**Set task:**
Pull each line holding "plain" out of the entries below.

::::

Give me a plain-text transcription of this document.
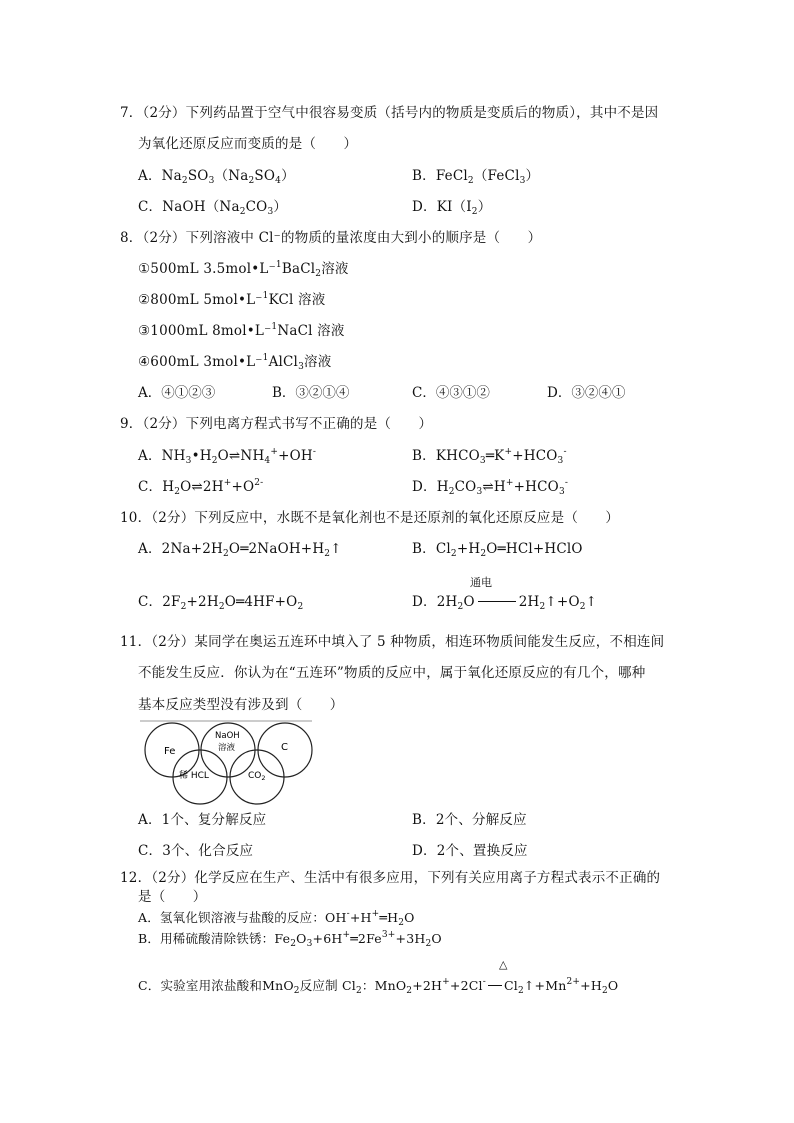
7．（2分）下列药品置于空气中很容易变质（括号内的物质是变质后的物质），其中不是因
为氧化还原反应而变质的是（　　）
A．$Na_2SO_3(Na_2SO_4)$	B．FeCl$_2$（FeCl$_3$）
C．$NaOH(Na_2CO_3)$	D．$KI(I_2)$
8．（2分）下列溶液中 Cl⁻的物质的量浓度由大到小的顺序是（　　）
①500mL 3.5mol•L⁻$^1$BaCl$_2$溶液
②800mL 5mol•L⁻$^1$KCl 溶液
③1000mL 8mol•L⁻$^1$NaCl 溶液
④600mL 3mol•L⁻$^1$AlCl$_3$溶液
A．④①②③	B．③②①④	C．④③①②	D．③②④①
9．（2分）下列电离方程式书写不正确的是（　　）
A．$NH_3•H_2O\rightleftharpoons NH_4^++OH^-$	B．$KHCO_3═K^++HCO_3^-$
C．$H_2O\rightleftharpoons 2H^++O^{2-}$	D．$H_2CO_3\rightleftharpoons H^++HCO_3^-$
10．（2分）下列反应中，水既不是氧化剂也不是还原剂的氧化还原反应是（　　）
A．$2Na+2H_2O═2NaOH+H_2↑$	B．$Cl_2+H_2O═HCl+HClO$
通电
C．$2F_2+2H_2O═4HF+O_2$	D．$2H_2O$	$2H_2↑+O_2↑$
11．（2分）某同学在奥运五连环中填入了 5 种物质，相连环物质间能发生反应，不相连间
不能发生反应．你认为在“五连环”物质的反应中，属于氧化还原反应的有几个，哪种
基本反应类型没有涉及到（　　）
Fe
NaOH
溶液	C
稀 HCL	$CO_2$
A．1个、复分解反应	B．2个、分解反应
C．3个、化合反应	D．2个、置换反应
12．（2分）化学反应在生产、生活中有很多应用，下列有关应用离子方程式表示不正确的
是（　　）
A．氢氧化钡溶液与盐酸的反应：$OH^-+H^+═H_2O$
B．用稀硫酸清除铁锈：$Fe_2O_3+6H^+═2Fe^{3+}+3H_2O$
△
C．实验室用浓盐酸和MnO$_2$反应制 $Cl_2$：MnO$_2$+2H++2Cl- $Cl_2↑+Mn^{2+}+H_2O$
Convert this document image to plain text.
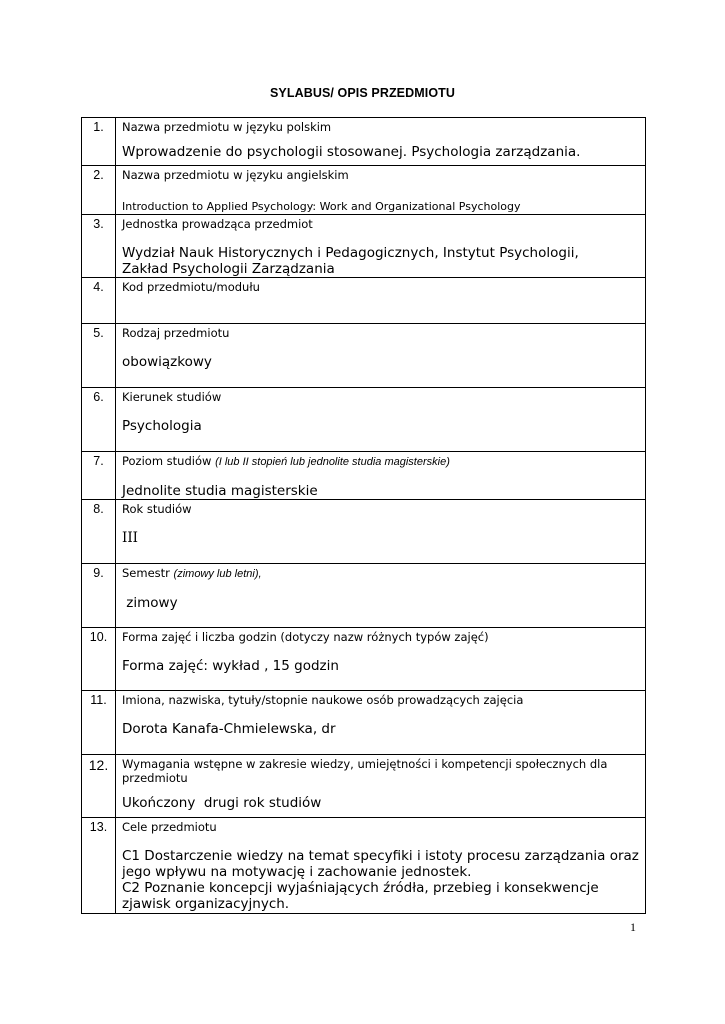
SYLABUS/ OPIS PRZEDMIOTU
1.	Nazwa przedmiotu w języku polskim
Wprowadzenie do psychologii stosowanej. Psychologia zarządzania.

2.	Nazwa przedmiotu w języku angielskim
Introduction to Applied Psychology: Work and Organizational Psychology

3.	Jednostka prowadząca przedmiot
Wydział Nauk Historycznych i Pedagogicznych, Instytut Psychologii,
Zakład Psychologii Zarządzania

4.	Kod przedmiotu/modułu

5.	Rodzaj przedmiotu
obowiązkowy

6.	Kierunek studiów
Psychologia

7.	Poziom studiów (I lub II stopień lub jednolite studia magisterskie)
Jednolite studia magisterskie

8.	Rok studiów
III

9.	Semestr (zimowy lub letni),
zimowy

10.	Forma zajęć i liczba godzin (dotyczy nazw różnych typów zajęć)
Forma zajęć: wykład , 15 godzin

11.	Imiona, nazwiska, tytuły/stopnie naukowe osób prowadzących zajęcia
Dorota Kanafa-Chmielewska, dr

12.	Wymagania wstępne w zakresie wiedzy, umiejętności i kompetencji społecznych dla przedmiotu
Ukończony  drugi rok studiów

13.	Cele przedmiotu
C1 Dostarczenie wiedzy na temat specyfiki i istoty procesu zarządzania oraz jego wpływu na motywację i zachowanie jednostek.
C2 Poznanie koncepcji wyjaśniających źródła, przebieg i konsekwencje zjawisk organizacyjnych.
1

::::

**Solution to this task:**
Give me a plain-text transcription of this document.
Convert this document image to plain text.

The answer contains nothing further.